● Problem to work on
Leave out the pictures and copy every record exactly.

Dataset items:
+++

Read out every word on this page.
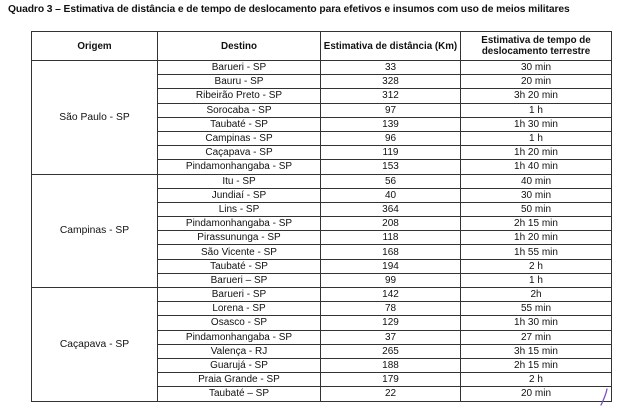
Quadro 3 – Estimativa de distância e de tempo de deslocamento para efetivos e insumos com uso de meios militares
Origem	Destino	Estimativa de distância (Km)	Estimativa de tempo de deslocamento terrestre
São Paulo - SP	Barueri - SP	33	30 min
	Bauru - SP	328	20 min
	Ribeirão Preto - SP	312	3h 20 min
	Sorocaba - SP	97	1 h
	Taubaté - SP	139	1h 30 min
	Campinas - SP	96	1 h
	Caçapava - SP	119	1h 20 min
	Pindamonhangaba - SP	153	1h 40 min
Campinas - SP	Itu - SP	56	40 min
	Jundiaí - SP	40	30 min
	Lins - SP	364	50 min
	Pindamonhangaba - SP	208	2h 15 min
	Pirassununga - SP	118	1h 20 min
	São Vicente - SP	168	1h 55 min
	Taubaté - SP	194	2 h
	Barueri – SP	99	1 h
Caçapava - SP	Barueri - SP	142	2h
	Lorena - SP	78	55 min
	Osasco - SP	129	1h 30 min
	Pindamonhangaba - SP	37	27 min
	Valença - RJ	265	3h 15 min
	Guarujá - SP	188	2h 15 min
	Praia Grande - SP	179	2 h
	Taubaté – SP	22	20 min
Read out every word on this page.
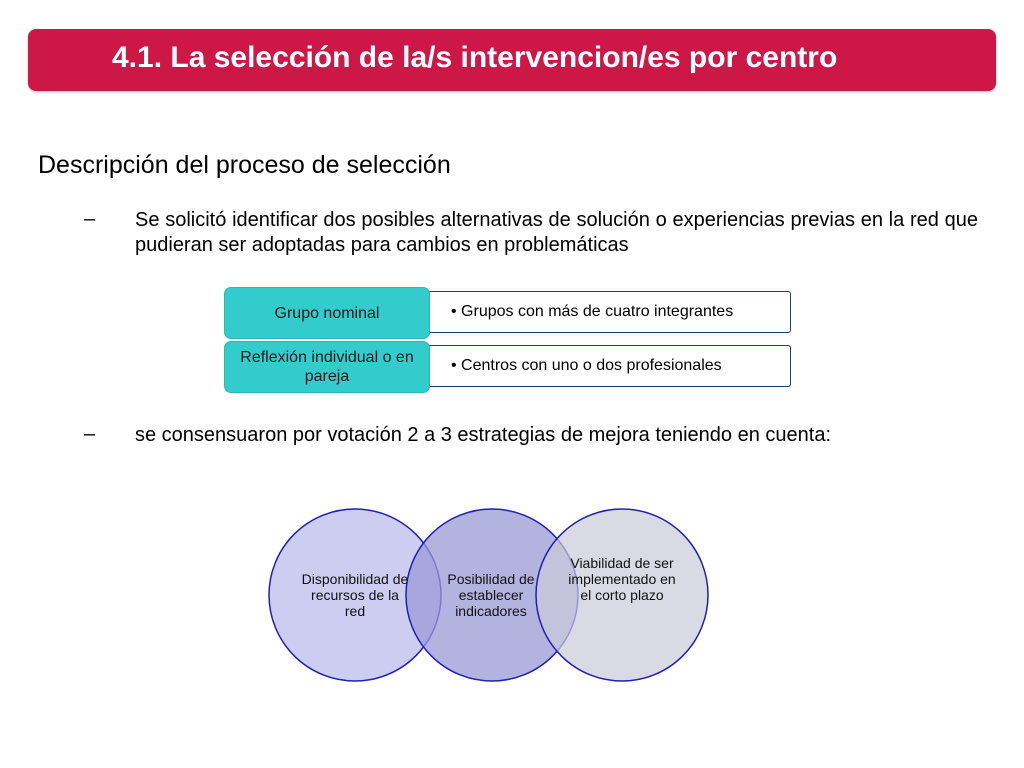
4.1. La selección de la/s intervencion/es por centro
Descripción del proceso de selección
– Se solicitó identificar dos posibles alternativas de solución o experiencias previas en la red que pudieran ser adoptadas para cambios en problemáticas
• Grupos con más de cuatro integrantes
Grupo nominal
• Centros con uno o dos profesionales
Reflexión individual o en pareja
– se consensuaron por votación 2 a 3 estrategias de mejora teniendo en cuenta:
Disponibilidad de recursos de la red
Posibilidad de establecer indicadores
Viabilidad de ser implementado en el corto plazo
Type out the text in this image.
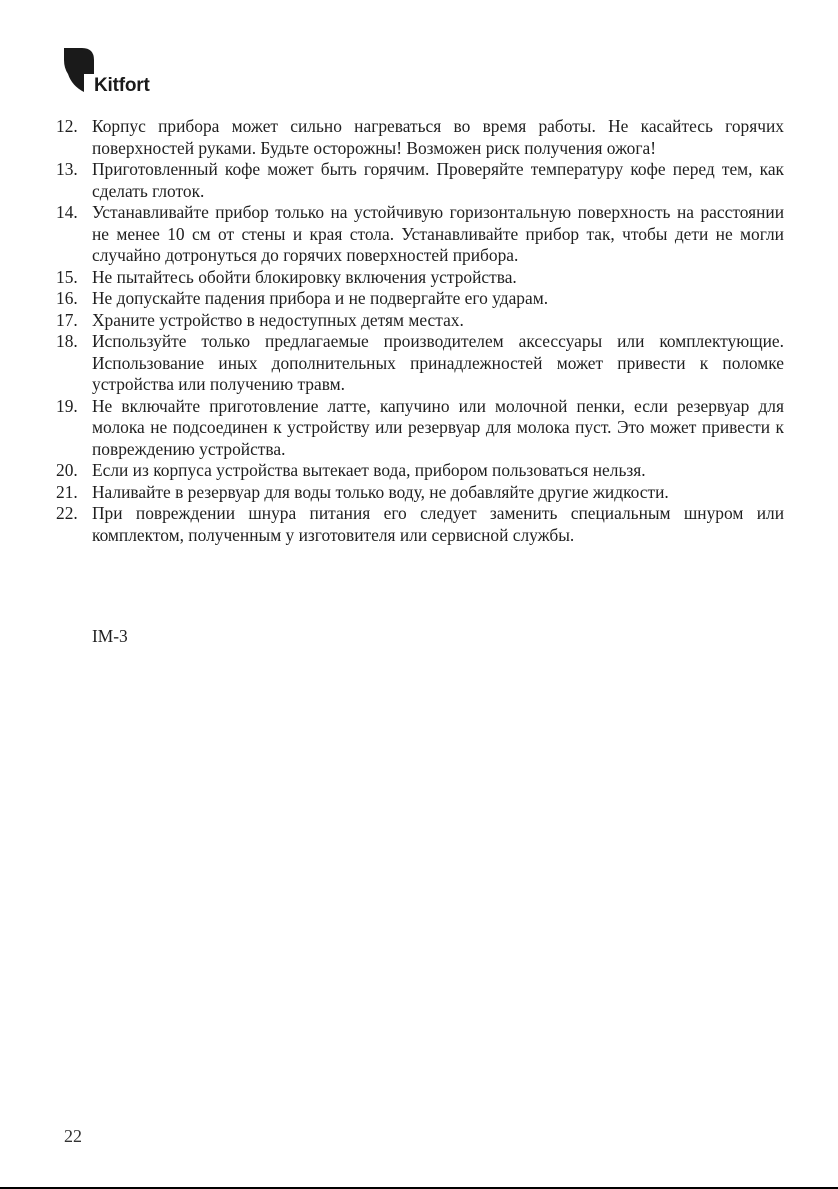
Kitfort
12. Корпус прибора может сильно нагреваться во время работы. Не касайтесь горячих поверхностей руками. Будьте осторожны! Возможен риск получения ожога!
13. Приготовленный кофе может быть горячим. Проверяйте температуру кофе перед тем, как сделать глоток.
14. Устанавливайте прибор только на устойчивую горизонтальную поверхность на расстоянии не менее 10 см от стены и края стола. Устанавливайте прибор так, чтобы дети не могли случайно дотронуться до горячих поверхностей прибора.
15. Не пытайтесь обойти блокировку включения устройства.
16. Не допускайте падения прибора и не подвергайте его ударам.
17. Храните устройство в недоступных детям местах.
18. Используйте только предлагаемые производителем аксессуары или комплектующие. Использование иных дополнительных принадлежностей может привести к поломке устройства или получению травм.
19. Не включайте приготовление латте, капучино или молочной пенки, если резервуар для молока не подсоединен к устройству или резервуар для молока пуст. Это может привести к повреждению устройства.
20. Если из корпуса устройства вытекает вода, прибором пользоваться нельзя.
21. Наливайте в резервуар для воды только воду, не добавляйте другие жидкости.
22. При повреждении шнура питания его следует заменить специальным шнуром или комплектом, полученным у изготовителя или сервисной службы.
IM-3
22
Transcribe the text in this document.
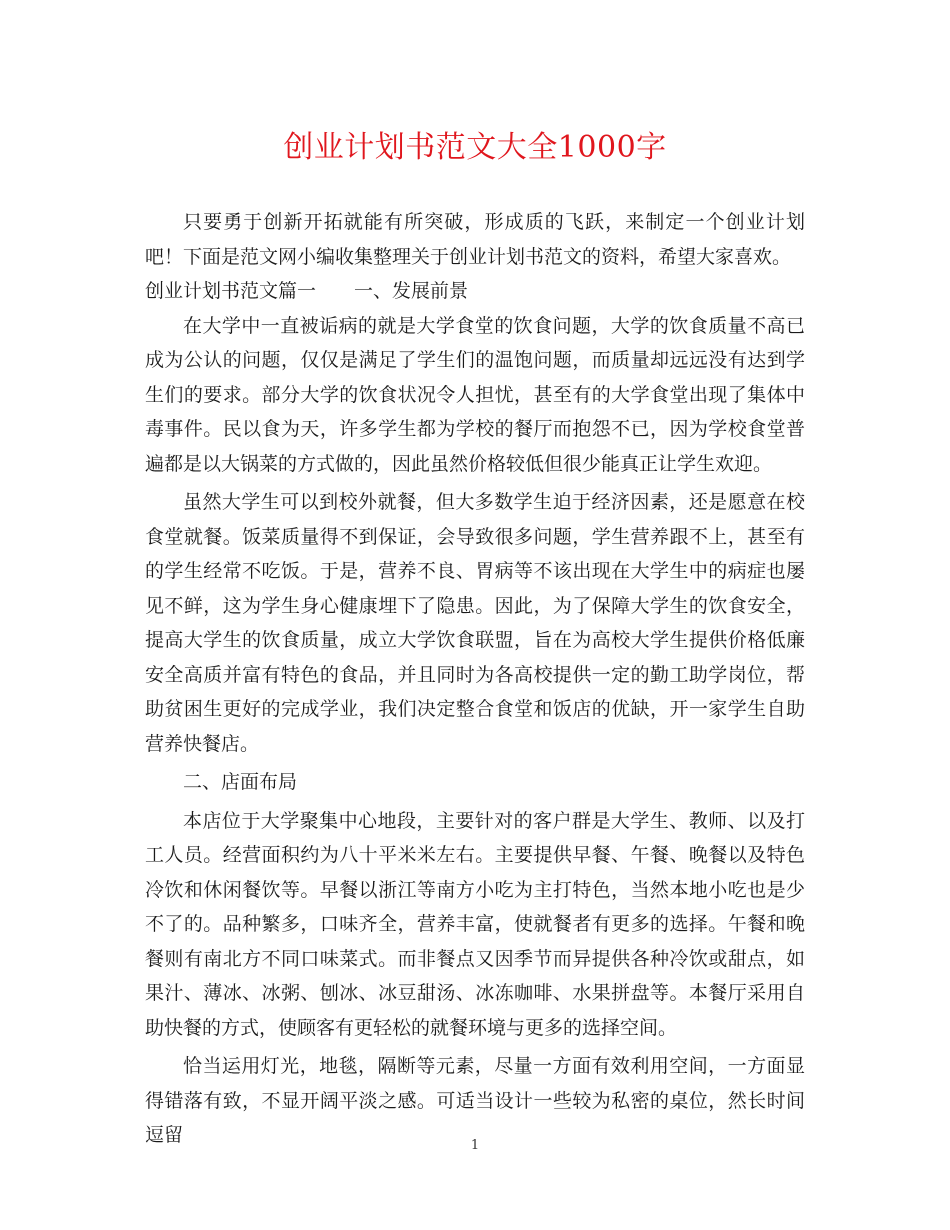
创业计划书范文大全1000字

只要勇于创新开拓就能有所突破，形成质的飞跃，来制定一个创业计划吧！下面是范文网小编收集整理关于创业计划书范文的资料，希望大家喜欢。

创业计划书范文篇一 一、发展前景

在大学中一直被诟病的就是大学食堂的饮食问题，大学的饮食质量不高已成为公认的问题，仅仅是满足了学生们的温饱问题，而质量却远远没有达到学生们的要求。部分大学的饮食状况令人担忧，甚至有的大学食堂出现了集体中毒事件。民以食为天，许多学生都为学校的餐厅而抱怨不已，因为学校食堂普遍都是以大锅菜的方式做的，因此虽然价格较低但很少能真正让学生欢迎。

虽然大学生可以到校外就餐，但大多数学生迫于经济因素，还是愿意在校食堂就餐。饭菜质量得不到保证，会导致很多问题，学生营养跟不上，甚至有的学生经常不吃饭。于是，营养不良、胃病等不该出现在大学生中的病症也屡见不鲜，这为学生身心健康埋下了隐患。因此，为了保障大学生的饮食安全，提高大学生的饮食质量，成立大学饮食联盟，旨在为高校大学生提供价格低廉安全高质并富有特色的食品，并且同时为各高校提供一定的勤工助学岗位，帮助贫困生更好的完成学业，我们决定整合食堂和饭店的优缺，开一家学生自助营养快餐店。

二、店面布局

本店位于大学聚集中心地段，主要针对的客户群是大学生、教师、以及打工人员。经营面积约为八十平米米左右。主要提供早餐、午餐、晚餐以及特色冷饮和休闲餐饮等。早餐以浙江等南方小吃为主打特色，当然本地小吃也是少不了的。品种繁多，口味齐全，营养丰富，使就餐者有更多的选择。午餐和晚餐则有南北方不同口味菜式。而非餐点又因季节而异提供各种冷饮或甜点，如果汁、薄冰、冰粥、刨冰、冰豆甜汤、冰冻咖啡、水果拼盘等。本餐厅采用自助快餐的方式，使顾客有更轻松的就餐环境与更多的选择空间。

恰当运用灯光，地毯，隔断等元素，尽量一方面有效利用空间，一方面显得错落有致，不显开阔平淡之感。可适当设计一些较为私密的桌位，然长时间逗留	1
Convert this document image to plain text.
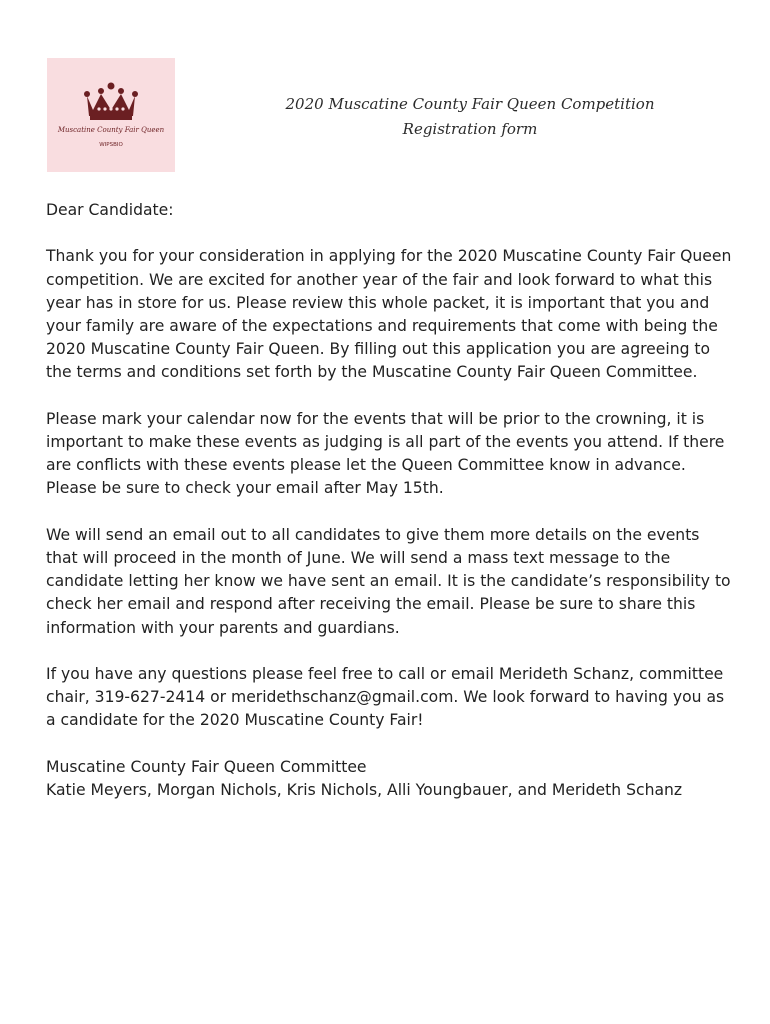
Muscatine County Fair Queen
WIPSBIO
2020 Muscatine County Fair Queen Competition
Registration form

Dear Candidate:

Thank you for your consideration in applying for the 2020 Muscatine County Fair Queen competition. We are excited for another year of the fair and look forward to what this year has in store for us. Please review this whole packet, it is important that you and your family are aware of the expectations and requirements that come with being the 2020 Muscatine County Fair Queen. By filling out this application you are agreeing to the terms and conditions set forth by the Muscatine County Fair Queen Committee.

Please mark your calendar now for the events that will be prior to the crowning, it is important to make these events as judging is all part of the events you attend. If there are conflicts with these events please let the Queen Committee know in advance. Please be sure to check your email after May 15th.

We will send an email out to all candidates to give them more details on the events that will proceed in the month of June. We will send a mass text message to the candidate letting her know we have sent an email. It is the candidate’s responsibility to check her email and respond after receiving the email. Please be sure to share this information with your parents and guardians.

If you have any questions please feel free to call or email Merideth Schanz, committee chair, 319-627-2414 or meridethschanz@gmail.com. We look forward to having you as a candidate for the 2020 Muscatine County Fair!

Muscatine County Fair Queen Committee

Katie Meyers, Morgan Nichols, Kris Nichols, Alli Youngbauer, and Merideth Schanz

+++

● Exercise answer
Read out every word on this page.
Quadro 3 – Estimativa de distância e de tempo de deslocamento para efetivos e insumos com uso de meios militares
Origem	Destino	Estimativa de distância (Km)	Estimativa de tempo de deslocamento terrestre
São Paulo - SP	Barueri - SP	33	30 min
	Bauru - SP	328	20 min
	Ribeirão Preto - SP	312	3h 20 min
	Sorocaba - SP	97	1 h
	Taubaté - SP	139	1h 30 min
	Campinas - SP	96	1 h
	Caçapava - SP	119	1h 20 min
	Pindamonhangaba - SP	153	1h 40 min
Campinas - SP	Itu - SP	56	40 min
	Jundiaí - SP	40	30 min
	Lins - SP	364	50 min
	Pindamonhangaba - SP	208	2h 15 min
	Pirassununga - SP	118	1h 20 min
	São Vicente - SP	168	1h 55 min
	Taubaté - SP	194	2 h
	Barueri – SP	99	1 h
Caçapava - SP	Barueri - SP	142	2h
	Lorena - SP	78	55 min
	Osasco - SP	129	1h 30 min
	Pindamonhangaba - SP	37	27 min
	Valença - RJ	265	3h 15 min
	Guarujá - SP	188	2h 15 min
	Praia Grande - SP	179	2 h
	Taubaté – SP	22	20 min
Read out every word on this page.
4.1. La selección de la/s intervencion/es por centro
Descripción del proceso de selección
– Se solicitó identificar dos posibles alternativas de solución o experiencias previas en la red que pudieran ser adoptadas para cambios en problemáticas
• Grupos con más de cuatro integrantes
Grupo nominal
• Centros con uno o dos profesionales
Reflexión individual o en pareja
– se consensuaron por votación 2 a 3 estrategias de mejora teniendo en cuenta:
Disponibilidad de recursos de la red
Posibilidad de establecer indicadores
Viabilidad de ser implementado en el corto plazo
Type out the text in this image.
Kitfort
12. Корпус прибора может сильно нагреваться во время работы. Не касайтесь горячих поверхностей руками. Будьте осторожны! Возможен риск получения ожога!
13. Приготовленный кофе может быть горячим. Проверяйте температуру кофе перед тем, как сделать глоток.
14. Устанавливайте прибор только на устойчивую горизонтальную поверхность на расстоянии не менее 10 см от стены и края стола. Устанавливайте прибор так, чтобы дети не могли случайно дотронуться до горячих поверхностей прибора.
15. Не пытайтесь обойти блокировку включения устройства.
16. Не допускайте падения прибора и не подвергайте его ударам.
17. Храните устройство в недоступных детям местах.
18. Используйте только предлагаемые производителем аксессуары или комплектующие. Использование иных дополнительных принадлежностей может привести к поломке устройства или получению травм.
19. Не включайте приготовление латте, капучино или молочной пенки, если резервуар для молока не подсоединен к устройству или резервуар для молока пуст. Это может привести к повреждению устройства.
20. Если из корпуса устройства вытекает вода, прибором пользоваться нельзя.
21. Наливайте в резервуар для воды только воду, не добавляйте другие жидкости.
22. При повреждении шнура питания его следует заменить специальным шнуром или комплектом, полученным у изготовителя или сервисной службы.
IM-3
22
Transcribe the text in this document.
创业计划书范文大全1000字

只要勇于创新开拓就能有所突破，形成质的飞跃，来制定一个创业计划吧！下面是范文网小编收集整理关于创业计划书范文的资料，希望大家喜欢。

创业计划书范文篇一 一、发展前景

在大学中一直被诟病的就是大学食堂的饮食问题，大学的饮食质量不高已成为公认的问题，仅仅是满足了学生们的温饱问题，而质量却远远没有达到学生们的要求。部分大学的饮食状况令人担忧，甚至有的大学食堂出现了集体中毒事件。民以食为天，许多学生都为学校的餐厅而抱怨不已，因为学校食堂普遍都是以大锅菜的方式做的，因此虽然价格较低但很少能真正让学生欢迎。

虽然大学生可以到校外就餐，但大多数学生迫于经济因素，还是愿意在校食堂就餐。饭菜质量得不到保证，会导致很多问题，学生营养跟不上，甚至有的学生经常不吃饭。于是，营养不良、胃病等不该出现在大学生中的病症也屡见不鲜，这为学生身心健康埋下了隐患。因此，为了保障大学生的饮食安全，提高大学生的饮食质量，成立大学饮食联盟，旨在为高校大学生提供价格低廉安全高质并富有特色的食品，并且同时为各高校提供一定的勤工助学岗位，帮助贫困生更好的完成学业，我们决定整合食堂和饭店的优缺，开一家学生自助营养快餐店。

二、店面布局

本店位于大学聚集中心地段，主要针对的客户群是大学生、教师、以及打工人员。经营面积约为八十平米米左右。主要提供早餐、午餐、晚餐以及特色冷饮和休闲餐饮等。早餐以浙江等南方小吃为主打特色，当然本地小吃也是少不了的。品种繁多，口味齐全，营养丰富，使就餐者有更多的选择。午餐和晚餐则有南北方不同口味菜式。而非餐点又因季节而异提供各种冷饮或甜点，如果汁、薄冰、冰粥、刨冰、冰豆甜汤、冰冻咖啡、水果拼盘等。本餐厅采用自助快餐的方式，使顾客有更轻松的就餐环境与更多的选择空间。

恰当运用灯光，地毯，隔断等元素，尽量一方面有效利用空间，一方面显得错落有致，不显开阔平淡之感。可适当设计一些较为私密的桌位，然长时间逗留	1
Convert this document image to plain text.
Muscatine County Fair Queen
WIPSBIO
2020 Muscatine County Fair Queen Competition
Registration form

Dear Candidate:

Thank you for your consideration in applying for the 2020 Muscatine County Fair Queen competition. We are excited for another year of the fair and look forward to what this year has in store for us. Please review this whole packet, it is important that you and your family are aware of the expectations and requirements that come with being the 2020 Muscatine County Fair Queen. By filling out this application you are agreeing to the terms and conditions set forth by the Muscatine County Fair Queen Committee.

Please mark your calendar now for the events that will be prior to the crowning, it is important to make these events as judging is all part of the events you attend. If there are conflicts with these events please let the Queen Committee know in advance. Please be sure to check your email after May 15th.

We will send an email out to all candidates to give them more details on the events that will proceed in the month of June. We will send a mass text message to the candidate letting her know we have sent an email. It is the candidate’s responsibility to check her email and respond after receiving the email. Please be sure to share this information with your parents and guardians.

If you have any questions please feel free to call or email Merideth Schanz, committee chair, 319-627-2414 or meridethschanz@gmail.com. We look forward to having you as a candidate for the 2020 Muscatine County Fair!

Muscatine County Fair Queen Committee

Katie Meyers, Morgan Nichols, Kris Nichols, Alli Youngbauer, and Merideth Schanz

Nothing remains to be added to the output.